(Dataset rows)
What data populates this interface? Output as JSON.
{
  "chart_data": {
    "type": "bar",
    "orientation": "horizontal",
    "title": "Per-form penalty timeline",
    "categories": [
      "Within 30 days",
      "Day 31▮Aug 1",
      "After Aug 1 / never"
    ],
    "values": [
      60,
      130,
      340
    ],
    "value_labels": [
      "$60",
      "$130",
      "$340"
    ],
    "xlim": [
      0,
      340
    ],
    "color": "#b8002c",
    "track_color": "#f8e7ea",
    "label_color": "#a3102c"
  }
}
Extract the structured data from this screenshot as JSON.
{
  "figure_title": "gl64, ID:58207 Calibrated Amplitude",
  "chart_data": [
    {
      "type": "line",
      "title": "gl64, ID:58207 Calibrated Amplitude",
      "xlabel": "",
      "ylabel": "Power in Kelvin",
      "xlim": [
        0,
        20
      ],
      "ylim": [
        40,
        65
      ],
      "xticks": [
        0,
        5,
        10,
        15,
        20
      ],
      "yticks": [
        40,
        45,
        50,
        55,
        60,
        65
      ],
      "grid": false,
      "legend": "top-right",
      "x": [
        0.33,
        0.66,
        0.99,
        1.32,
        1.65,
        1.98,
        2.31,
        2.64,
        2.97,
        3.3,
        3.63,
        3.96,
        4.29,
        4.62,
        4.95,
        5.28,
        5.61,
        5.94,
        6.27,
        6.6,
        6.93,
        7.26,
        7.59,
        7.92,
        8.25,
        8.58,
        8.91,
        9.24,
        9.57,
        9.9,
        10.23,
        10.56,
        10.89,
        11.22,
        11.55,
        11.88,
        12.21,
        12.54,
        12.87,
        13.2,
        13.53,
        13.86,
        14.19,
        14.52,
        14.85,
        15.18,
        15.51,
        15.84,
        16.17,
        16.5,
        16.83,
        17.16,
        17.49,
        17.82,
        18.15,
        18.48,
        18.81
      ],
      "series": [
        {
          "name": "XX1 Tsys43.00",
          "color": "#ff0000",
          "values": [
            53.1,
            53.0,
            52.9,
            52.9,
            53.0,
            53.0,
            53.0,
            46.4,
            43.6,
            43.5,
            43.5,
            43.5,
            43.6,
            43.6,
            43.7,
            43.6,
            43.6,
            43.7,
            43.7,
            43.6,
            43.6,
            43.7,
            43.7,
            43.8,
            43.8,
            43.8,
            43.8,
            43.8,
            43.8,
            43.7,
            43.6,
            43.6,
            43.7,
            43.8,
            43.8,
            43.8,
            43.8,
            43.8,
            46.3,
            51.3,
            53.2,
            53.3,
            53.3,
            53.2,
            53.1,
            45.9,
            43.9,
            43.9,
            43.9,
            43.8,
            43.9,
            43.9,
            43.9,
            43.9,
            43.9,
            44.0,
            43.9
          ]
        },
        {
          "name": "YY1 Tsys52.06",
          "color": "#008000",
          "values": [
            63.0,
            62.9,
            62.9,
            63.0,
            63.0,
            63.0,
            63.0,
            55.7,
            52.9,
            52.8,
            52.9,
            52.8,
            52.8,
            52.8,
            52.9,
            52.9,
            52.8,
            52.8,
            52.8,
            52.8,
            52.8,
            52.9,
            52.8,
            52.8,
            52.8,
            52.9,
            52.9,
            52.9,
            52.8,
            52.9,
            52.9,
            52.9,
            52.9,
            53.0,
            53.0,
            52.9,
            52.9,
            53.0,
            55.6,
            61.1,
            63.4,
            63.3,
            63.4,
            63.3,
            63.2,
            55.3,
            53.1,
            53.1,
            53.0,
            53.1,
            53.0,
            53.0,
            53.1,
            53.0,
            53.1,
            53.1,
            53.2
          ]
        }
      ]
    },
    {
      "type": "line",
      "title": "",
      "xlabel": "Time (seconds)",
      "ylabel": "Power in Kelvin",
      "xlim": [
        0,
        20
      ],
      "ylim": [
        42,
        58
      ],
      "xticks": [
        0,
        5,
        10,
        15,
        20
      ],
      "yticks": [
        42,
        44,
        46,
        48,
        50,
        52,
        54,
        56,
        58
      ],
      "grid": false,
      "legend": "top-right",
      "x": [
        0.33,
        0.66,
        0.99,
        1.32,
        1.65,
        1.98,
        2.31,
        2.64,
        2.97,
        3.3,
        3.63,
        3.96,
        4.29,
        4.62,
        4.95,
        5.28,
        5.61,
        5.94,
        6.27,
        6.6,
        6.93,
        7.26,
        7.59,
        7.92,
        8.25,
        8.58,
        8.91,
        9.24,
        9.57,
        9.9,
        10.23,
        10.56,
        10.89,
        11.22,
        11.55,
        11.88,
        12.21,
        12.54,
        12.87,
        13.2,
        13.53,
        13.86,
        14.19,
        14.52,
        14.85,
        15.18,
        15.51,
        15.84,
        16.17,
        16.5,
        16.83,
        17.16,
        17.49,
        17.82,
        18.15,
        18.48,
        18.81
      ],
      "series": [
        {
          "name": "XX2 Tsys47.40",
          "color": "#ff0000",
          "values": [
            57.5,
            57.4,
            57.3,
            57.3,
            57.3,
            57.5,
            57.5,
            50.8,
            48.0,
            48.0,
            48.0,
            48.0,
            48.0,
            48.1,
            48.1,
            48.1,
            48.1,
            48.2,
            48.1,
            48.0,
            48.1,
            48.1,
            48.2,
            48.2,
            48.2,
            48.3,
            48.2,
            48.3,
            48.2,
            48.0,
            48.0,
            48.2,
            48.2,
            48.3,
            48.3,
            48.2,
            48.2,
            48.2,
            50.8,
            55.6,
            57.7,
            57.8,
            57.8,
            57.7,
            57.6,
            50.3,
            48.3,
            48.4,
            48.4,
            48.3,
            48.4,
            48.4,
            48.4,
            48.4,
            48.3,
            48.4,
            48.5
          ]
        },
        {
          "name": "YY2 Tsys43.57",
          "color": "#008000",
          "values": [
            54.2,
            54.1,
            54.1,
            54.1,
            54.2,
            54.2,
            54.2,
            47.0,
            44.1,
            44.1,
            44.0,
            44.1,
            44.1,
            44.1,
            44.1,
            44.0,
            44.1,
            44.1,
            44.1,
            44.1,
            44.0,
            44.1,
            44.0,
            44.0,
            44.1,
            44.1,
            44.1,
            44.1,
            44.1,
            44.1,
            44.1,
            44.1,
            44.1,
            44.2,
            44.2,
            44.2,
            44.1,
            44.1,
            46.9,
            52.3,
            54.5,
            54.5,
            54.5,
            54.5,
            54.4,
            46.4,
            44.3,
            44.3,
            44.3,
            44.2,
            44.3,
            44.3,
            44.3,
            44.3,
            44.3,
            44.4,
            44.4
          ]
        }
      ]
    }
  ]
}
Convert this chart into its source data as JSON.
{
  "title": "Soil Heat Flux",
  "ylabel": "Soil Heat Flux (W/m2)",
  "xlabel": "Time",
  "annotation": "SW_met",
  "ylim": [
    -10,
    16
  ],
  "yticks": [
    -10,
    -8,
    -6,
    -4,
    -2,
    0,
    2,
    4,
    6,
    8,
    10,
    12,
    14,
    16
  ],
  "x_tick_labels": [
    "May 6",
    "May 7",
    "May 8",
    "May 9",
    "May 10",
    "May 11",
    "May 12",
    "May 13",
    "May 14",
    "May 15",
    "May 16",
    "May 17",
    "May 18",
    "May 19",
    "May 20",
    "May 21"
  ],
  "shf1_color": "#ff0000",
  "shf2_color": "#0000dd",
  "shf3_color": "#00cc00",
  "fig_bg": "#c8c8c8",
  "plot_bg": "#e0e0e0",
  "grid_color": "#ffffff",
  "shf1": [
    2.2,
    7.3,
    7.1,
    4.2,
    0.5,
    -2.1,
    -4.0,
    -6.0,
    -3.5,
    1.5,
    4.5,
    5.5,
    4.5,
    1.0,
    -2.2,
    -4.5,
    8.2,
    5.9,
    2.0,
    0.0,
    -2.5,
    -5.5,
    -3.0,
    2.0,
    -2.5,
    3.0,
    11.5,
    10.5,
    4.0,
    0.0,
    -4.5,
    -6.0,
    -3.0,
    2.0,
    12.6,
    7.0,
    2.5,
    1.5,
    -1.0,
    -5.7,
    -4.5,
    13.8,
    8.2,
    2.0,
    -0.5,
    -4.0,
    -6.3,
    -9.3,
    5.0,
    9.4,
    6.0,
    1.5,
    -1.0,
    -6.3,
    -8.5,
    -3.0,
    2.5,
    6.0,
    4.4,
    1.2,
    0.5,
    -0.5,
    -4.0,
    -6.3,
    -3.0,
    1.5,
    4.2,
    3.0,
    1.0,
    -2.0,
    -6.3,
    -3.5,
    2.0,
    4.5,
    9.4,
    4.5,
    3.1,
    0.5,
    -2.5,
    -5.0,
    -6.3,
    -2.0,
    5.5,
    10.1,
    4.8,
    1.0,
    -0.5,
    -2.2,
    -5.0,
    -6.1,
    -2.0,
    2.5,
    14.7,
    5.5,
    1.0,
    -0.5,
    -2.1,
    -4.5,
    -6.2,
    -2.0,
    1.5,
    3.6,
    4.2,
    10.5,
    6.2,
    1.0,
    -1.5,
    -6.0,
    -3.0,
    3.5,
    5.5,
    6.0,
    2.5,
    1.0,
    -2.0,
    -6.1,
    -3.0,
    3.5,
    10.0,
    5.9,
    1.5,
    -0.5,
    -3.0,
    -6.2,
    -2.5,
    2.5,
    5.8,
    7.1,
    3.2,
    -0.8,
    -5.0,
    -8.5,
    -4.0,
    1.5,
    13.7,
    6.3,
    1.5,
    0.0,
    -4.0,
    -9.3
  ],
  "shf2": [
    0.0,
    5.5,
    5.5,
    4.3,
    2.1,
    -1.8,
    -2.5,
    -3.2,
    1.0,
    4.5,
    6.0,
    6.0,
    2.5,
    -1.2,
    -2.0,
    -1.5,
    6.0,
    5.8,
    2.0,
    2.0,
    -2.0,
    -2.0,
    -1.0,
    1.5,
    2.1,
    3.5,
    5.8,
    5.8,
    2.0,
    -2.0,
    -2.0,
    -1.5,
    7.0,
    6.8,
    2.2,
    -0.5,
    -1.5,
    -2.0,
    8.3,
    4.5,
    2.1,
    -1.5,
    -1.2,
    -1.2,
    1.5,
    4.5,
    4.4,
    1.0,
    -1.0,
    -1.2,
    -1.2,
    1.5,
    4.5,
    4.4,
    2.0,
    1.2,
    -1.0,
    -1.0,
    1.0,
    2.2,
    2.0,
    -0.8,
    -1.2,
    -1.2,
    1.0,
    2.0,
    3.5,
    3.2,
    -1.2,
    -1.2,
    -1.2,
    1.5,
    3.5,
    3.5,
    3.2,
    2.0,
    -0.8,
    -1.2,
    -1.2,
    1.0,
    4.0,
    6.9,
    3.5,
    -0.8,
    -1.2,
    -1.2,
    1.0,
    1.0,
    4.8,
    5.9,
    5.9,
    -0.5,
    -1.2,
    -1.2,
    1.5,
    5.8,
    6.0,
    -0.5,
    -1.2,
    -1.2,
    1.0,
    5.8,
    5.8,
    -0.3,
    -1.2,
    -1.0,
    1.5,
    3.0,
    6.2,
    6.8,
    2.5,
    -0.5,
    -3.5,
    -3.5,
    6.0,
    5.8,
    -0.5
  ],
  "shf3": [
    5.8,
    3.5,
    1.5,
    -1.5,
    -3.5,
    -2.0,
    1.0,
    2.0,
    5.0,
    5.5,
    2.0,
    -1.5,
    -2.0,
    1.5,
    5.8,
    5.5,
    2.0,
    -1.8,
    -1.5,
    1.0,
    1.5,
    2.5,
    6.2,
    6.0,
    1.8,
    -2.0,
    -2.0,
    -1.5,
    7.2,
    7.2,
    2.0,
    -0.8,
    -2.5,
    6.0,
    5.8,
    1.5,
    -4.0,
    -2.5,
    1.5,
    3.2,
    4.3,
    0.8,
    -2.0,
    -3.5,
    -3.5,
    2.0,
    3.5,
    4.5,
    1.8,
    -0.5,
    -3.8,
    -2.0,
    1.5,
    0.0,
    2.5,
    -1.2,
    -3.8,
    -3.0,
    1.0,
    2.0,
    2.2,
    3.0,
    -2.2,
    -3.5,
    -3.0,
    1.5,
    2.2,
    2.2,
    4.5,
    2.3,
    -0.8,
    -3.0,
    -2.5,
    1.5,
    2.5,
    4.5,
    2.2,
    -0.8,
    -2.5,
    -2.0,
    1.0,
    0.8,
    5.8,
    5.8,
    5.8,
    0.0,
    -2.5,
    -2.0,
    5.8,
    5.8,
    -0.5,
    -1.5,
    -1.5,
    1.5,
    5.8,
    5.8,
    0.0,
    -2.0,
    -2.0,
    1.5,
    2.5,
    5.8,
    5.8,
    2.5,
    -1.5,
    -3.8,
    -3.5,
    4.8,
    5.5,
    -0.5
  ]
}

Prompt: Using the listing above, say how many of its lines contain the string "Flux", giving nothing but the figure.

Response to the exercise: 2